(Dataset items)

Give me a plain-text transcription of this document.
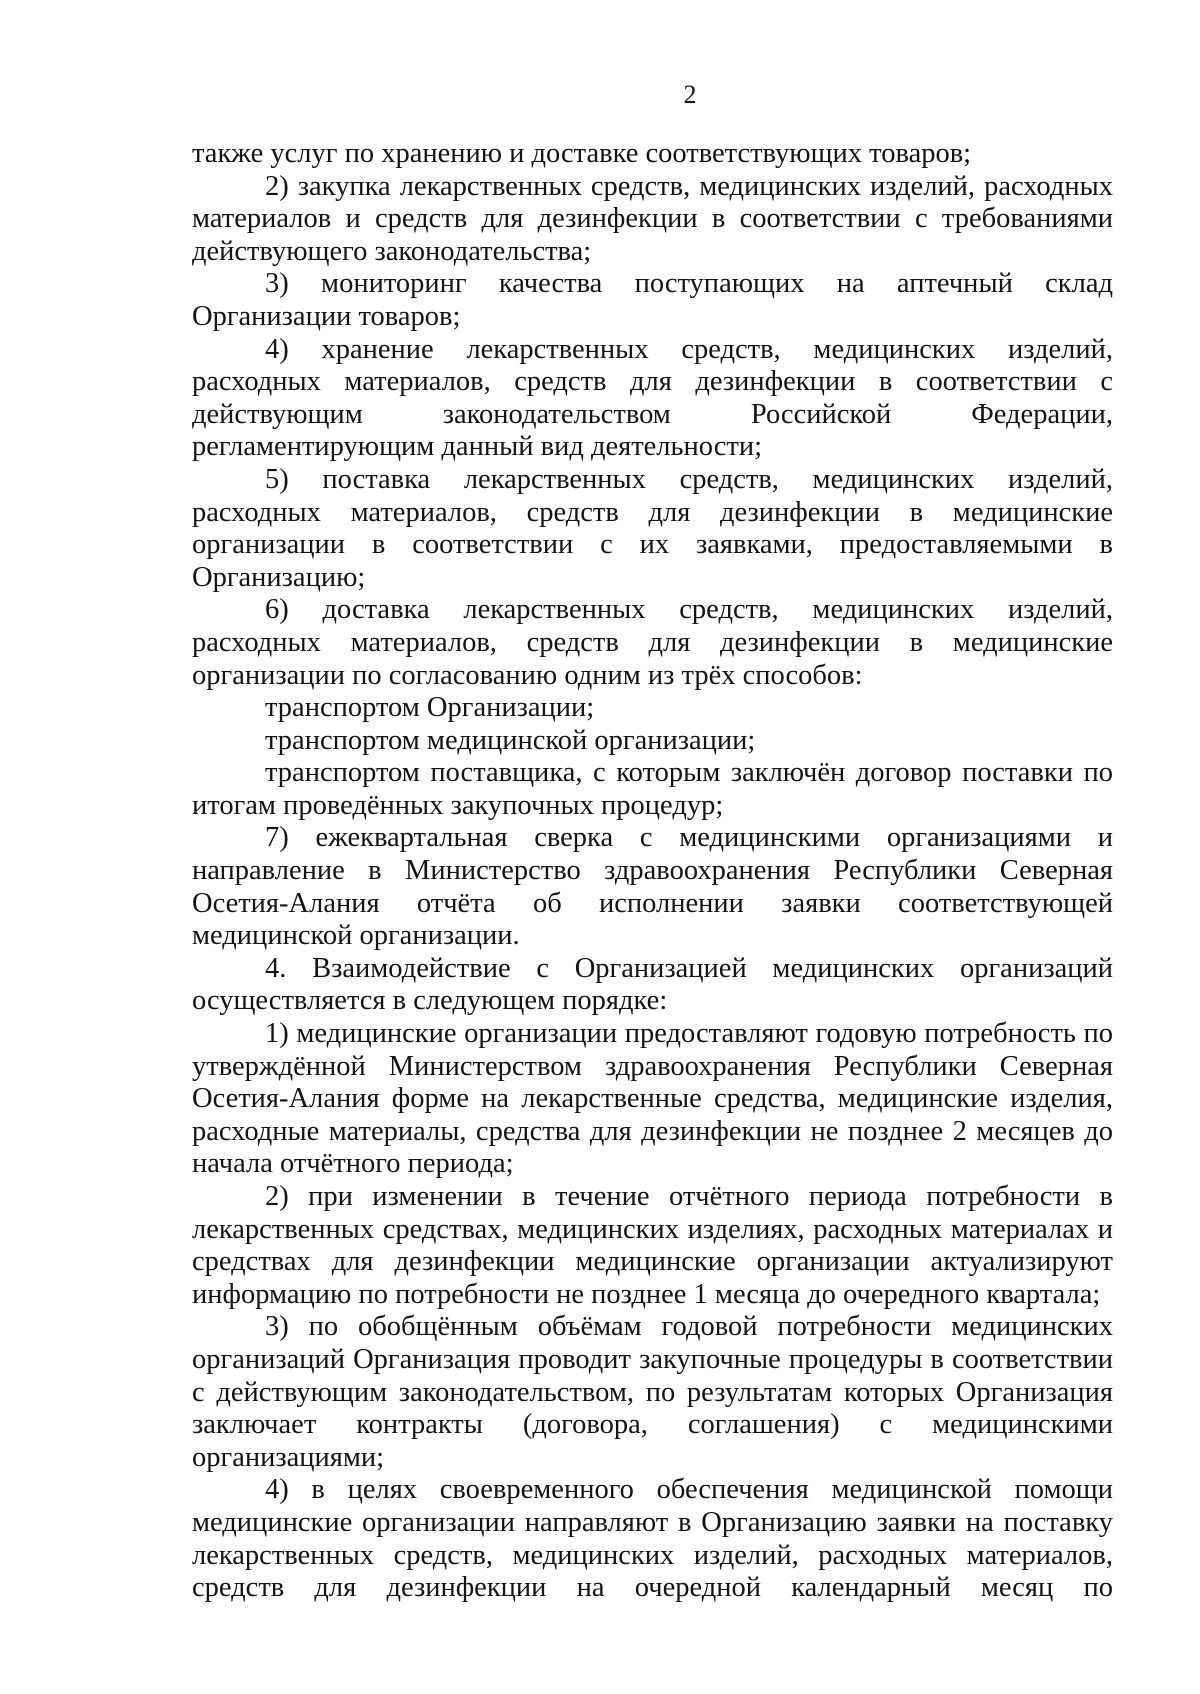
2

также услуг по хранению и доставке соответствующих товаров;

2) закупка лекарственных средств, медицинских изделий, расходных материалов и средств для дезинфекции в соответствии с требованиями действующего законодательства;

3) мониторинг качества поступающих на аптечный склад Организации товаров;

4) хранение лекарственных средств, медицинских изделий, расходных материалов, средств для дезинфекции в соответствии с действующим законодательством Российской Федерации, регламентирующим данный вид деятельности;

5) поставка лекарственных средств, медицинских изделий, расходных материалов, средств для дезинфекции в медицинские организации в соответствии с их заявками, предоставляемыми в Организацию;

6) доставка лекарственных средств, медицинских изделий, расходных материалов, средств для дезинфекции в медицинские организации по согласованию одним из трёх способов:

транспортом Организации;

транспортом медицинской организации;

транспортом поставщика, с которым заключён договор поставки по итогам проведённых закупочных процедур;

7) ежеквартальная сверка с медицинскими организациями и направление в Министерство здравоохранения Республики Северная Осетия-Алания отчёта об исполнении заявки соответствующей медицинской организации.

4. Взаимодействие с Организацией медицинских организаций осуществляется в следующем порядке:

1) медицинские организации предоставляют годовую потребность по утверждённой Министерством здравоохранения Республики Северная Осетия-Алания форме на лекарственные средства, медицинские изделия, расходные материалы, средства для дезинфекции не позднее 2 месяцев до начала отчётного периода;

2) при изменении в течение отчётного периода потребности в лекарственных средствах, медицинских изделиях, расходных материалах и средствах для дезинфекции медицинские организации актуализируют информацию по потребности не позднее 1 месяца до очередного квартала;

3) по обобщённым объёмам годовой потребности медицинских организаций Организация проводит закупочные процедуры в соответствии с действующим законодательством, по результатам которых Организация заключает контракты (договора, соглашения) с медицинскими организациями;

4) в целях своевременного обеспечения медицинской помощи медицинские организации направляют в Организацию заявки на поставку лекарственных средств, медицинских изделий, расходных материалов, средств для дезинфекции на очередной календарный месяц по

**Exercise goal:**
Pictures are excluded; copy all other data exactly as shown.

**Final result:**
Give me a plain-text transcription of this document.
2

также услуг по хранению и доставке соответствующих товаров;

2) закупка лекарственных средств, медицинских изделий, расходных материалов и средств для дезинфекции в соответствии с требованиями действующего законодательства;

3) мониторинг качества поступающих на аптечный склад Организации товаров;

4) хранение лекарственных средств, медицинских изделий, расходных материалов, средств для дезинфекции в соответствии с действующим законодательством Российской Федерации, регламентирующим данный вид деятельности;

5) поставка лекарственных средств, медицинских изделий, расходных материалов, средств для дезинфекции в медицинские организации в соответствии с их заявками, предоставляемыми в Организацию;

6) доставка лекарственных средств, медицинских изделий, расходных материалов, средств для дезинфекции в медицинские организации по согласованию одним из трёх способов:

транспортом Организации;

транспортом медицинской организации;

транспортом поставщика, с которым заключён договор поставки по итогам проведённых закупочных процедур;

7) ежеквартальная сверка с медицинскими организациями и направление в Министерство здравоохранения Республики Северная Осетия-Алания отчёта об исполнении заявки соответствующей медицинской организации.

4. Взаимодействие с Организацией медицинских организаций осуществляется в следующем порядке:

1) медицинские организации предоставляют годовую потребность по утверждённой Министерством здравоохранения Республики Северная Осетия-Алания форме на лекарственные средства, медицинские изделия, расходные материалы, средства для дезинфекции не позднее 2 месяцев до начала отчётного периода;

2) при изменении в течение отчётного периода потребности в лекарственных средствах, медицинских изделиях, расходных материалах и средствах для дезинфекции медицинские организации актуализируют информацию по потребности не позднее 1 месяца до очередного квартала;

3) по обобщённым объёмам годовой потребности медицинских организаций Организация проводит закупочные процедуры в соответствии с действующим законодательством, по результатам которых Организация заключает контракты (договора, соглашения) с медицинскими организациями;

4) в целях своевременного обеспечения медицинской помощи медицинские организации направляют в Организацию заявки на поставку лекарственных средств, медицинских изделий, расходных материалов, средств для дезинфекции на очередной календарный месяц по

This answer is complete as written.